#### [Task instructions]
Copy every line of the items below word for word, leaving out the pictures.

Stored items
((

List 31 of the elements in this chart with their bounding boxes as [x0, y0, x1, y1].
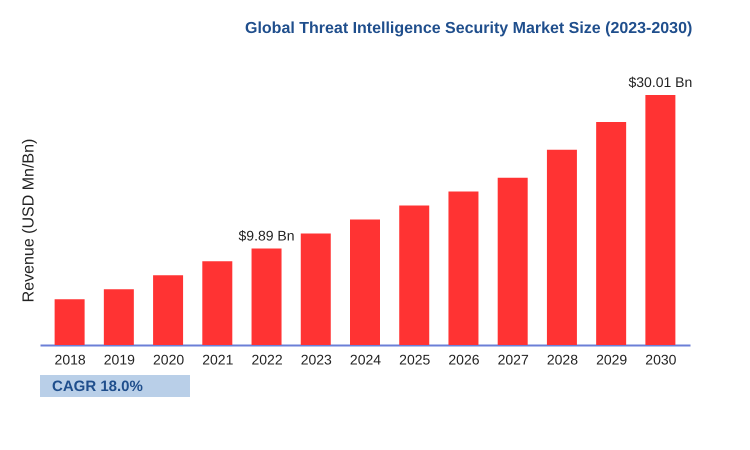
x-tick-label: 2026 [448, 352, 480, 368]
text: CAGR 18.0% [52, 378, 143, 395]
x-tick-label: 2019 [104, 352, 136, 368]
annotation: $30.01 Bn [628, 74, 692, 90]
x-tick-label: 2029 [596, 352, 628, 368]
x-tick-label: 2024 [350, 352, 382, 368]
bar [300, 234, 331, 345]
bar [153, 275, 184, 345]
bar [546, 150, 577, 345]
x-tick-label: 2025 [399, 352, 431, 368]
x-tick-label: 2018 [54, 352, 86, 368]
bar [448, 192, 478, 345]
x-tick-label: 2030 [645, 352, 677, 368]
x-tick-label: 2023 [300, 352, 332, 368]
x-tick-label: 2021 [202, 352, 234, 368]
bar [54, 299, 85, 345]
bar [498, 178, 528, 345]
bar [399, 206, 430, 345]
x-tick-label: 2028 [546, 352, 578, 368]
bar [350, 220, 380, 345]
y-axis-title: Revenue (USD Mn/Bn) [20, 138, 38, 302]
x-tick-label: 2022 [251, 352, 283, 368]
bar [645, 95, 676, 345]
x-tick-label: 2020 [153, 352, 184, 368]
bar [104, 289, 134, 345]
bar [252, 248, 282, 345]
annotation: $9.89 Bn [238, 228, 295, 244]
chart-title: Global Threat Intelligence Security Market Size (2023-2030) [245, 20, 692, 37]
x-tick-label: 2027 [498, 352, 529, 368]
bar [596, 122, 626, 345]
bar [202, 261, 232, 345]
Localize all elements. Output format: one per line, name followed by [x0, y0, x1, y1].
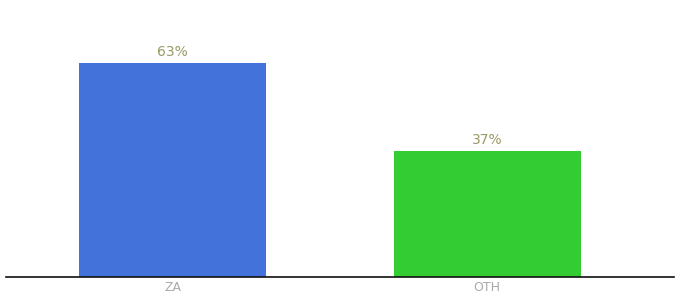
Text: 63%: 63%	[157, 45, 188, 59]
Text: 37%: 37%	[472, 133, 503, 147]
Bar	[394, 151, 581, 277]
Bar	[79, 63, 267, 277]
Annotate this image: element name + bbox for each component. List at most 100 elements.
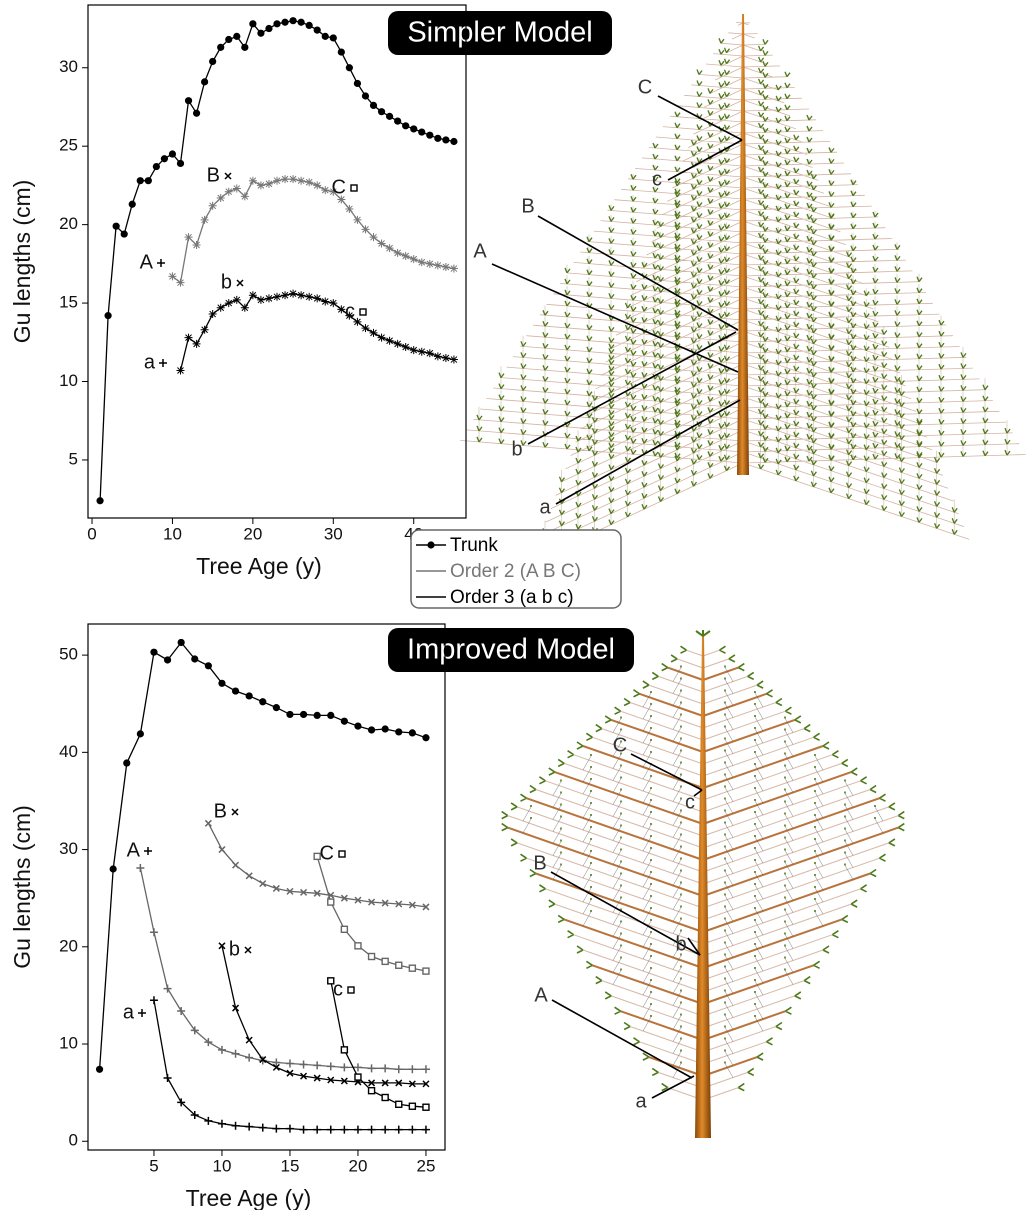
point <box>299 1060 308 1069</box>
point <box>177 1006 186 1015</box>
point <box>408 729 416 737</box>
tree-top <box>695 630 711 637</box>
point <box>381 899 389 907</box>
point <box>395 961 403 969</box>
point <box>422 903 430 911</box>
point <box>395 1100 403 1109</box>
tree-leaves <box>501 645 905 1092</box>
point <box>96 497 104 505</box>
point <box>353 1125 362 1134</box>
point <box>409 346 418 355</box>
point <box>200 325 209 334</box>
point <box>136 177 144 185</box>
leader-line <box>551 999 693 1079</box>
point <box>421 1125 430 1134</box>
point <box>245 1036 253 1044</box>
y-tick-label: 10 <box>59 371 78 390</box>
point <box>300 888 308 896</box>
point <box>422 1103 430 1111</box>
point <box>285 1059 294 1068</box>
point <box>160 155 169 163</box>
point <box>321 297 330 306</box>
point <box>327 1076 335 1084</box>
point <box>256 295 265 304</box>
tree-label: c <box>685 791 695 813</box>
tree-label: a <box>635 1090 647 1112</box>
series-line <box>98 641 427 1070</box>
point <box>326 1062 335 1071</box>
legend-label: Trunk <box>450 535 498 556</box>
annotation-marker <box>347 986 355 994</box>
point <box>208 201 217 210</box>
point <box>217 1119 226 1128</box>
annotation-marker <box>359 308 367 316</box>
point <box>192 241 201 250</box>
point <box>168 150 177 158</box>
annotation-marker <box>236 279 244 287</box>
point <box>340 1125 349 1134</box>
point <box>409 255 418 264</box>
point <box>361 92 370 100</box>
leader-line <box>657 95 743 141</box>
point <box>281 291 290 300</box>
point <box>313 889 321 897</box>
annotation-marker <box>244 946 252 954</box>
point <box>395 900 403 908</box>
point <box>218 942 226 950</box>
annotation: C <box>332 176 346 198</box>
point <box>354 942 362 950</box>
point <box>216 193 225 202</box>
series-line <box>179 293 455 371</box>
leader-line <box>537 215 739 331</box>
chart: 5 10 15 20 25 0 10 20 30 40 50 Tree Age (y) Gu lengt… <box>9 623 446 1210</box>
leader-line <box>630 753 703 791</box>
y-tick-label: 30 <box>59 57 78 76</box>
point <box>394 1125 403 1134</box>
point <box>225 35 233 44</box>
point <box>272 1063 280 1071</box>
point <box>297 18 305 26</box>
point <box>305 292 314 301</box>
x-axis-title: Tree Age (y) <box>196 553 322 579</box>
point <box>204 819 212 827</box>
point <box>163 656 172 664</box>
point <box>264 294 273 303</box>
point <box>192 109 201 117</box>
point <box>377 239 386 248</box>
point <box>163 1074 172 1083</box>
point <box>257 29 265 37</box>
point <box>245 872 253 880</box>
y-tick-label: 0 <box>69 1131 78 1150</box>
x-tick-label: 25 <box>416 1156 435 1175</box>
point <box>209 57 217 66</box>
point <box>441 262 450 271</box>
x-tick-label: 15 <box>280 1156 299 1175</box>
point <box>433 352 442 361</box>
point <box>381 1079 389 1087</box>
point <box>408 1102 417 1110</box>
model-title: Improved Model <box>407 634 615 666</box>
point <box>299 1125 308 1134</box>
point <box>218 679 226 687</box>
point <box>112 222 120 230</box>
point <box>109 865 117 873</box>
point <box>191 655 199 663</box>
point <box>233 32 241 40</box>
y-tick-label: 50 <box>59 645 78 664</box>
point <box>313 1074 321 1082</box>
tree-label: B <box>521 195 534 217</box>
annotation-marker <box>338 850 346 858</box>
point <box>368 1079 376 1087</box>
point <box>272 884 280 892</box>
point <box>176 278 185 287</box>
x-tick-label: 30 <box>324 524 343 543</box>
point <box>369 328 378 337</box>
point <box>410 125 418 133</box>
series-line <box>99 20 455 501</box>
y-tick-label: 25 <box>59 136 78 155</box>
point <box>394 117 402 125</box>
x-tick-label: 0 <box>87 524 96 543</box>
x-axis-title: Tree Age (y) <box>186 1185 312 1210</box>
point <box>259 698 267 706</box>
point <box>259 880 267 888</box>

))

#### [Completed exercise]
List 31 of the elements in this chart with their bounding boxes as [x0, y0, x1, y1].
x-tick-label: 2026 [448, 352, 480, 368]
text: CAGR 18.0% [52, 378, 143, 395]
x-tick-label: 2019 [104, 352, 136, 368]
annotation: $30.01 Bn [628, 74, 692, 90]
x-tick-label: 2029 [596, 352, 628, 368]
x-tick-label: 2024 [350, 352, 382, 368]
bar [300, 234, 331, 345]
bar [153, 275, 184, 345]
bar [546, 150, 577, 345]
x-tick-label: 2025 [399, 352, 431, 368]
x-tick-label: 2018 [54, 352, 86, 368]
bar [448, 192, 478, 345]
x-tick-label: 2030 [645, 352, 677, 368]
x-tick-label: 2023 [300, 352, 332, 368]
x-tick-label: 2021 [202, 352, 234, 368]
bar [54, 299, 85, 345]
bar [498, 178, 528, 345]
bar [399, 206, 430, 345]
x-tick-label: 2028 [546, 352, 578, 368]
bar [350, 220, 380, 345]
y-axis-title: Revenue (USD Mn/Bn) [20, 138, 38, 302]
x-tick-label: 2022 [251, 352, 283, 368]
bar [645, 95, 676, 345]
x-tick-label: 2020 [153, 352, 184, 368]
bar [104, 289, 134, 345]
bar [252, 248, 282, 345]
annotation: $9.89 Bn [238, 228, 295, 244]
chart-title: Global Threat Intelligence Security Market Size (2023-2030) [245, 20, 692, 37]
x-tick-label: 2027 [498, 352, 529, 368]
bar [596, 122, 626, 345]
bar [202, 261, 232, 345]
Localize all elements. Output format: one per line, name followed by [x0, y0, x1, y1].
Text: 63%: 63%	[157, 45, 188, 59]
Text: 37%: 37%	[472, 133, 503, 147]
Bar	[394, 151, 581, 277]
Bar	[79, 63, 267, 277]
Annotate this image: element name + bbox for each component. List at most 100 elements.
point <box>299 1060 308 1069</box>
point <box>177 1006 186 1015</box>
point <box>408 729 416 737</box>
tree-top <box>695 630 711 637</box>
point <box>381 899 389 907</box>
point <box>395 961 403 969</box>
point <box>422 903 430 911</box>
point <box>395 1100 403 1109</box>
tree-leaves <box>501 645 905 1092</box>
point <box>96 497 104 505</box>
point <box>353 1125 362 1134</box>
point <box>409 346 418 355</box>
point <box>200 325 209 334</box>
point <box>136 177 144 185</box>
leader-line <box>551 999 693 1079</box>
point <box>421 1125 430 1134</box>
point <box>245 1036 253 1044</box>
y-tick-label: 10 <box>59 371 78 390</box>
point <box>300 888 308 896</box>
point <box>422 1103 430 1111</box>
point <box>285 1059 294 1068</box>
point <box>160 155 169 163</box>
point <box>321 297 330 306</box>
point <box>327 1076 335 1084</box>
point <box>256 295 265 304</box>
tree-label: c <box>685 791 695 813</box>
tree-label: a <box>635 1090 647 1112</box>
series-line <box>98 641 427 1070</box>
point <box>326 1062 335 1071</box>
legend-label: Trunk <box>450 535 498 556</box>
annotation-marker <box>347 986 355 994</box>
point <box>208 201 217 210</box>
point <box>217 1119 226 1128</box>
annotation-marker <box>359 308 367 316</box>
point <box>192 241 201 250</box>
point <box>168 150 177 158</box>
annotation-marker <box>236 279 244 287</box>
point <box>340 1125 349 1134</box>
point <box>409 255 418 264</box>
point <box>361 92 370 100</box>
leader-line <box>657 95 743 141</box>
point <box>281 291 290 300</box>
point <box>313 889 321 897</box>
annotation-marker <box>244 946 252 954</box>
point <box>395 900 403 908</box>
point <box>218 942 226 950</box>
annotation: C <box>332 176 346 198</box>
point <box>354 942 362 950</box>
point <box>216 193 225 202</box>
series-line <box>179 293 455 371</box>
leader-line <box>537 215 739 331</box>
chart: 5 10 15 20 25 0 10 20 30 40 50 Tree Age (y) Gu lengt… <box>9 623 446 1210</box>
leader-line <box>630 753 703 791</box>
y-tick-label: 30 <box>59 57 78 76</box>
point <box>394 1125 403 1134</box>
point <box>225 35 233 44</box>
point <box>272 1063 280 1071</box>
point <box>297 18 305 26</box>
point <box>305 292 314 301</box>
x-axis-title: Tree Age (y) <box>196 553 322 579</box>
point <box>204 819 212 827</box>
point <box>163 656 172 664</box>
point <box>264 294 273 303</box>
point <box>192 109 201 117</box>
point <box>377 239 386 248</box>
point <box>163 1074 172 1083</box>
point <box>257 29 265 37</box>
point <box>245 872 253 880</box>
y-tick-label: 0 <box>69 1131 78 1150</box>
x-tick-label: 25 <box>416 1156 435 1175</box>
point <box>209 57 217 66</box>
point <box>441 262 450 271</box>
x-tick-label: 15 <box>280 1156 299 1175</box>
point <box>433 352 442 361</box>
point <box>381 1079 389 1087</box>
point <box>408 1102 417 1110</box>
model-title: Improved Model <box>407 634 615 666</box>
point <box>299 1125 308 1134</box>
point <box>218 679 226 687</box>
point <box>112 222 120 230</box>
point <box>109 865 117 873</box>
point <box>191 655 199 663</box>
point <box>233 32 241 40</box>
y-tick-label: 50 <box>59 645 78 664</box>
point <box>313 1074 321 1082</box>
tree-label: B <box>521 195 534 217</box>
annotation-marker <box>338 850 346 858</box>
point <box>368 1079 376 1087</box>
point <box>272 884 280 892</box>
point <box>176 278 185 287</box>
x-tick-label: 30 <box>324 524 343 543</box>
point <box>369 328 378 337</box>
point <box>410 125 418 133</box>
series-line <box>99 20 455 501</box>
y-tick-label: 25 <box>59 136 78 155</box>
point <box>394 117 402 125</box>
x-tick-label: 0 <box>87 524 96 543</box>
x-axis-title: Tree Age (y) <box>186 1185 312 1210</box>
point <box>259 698 267 706</box>
point <box>259 880 267 888</box>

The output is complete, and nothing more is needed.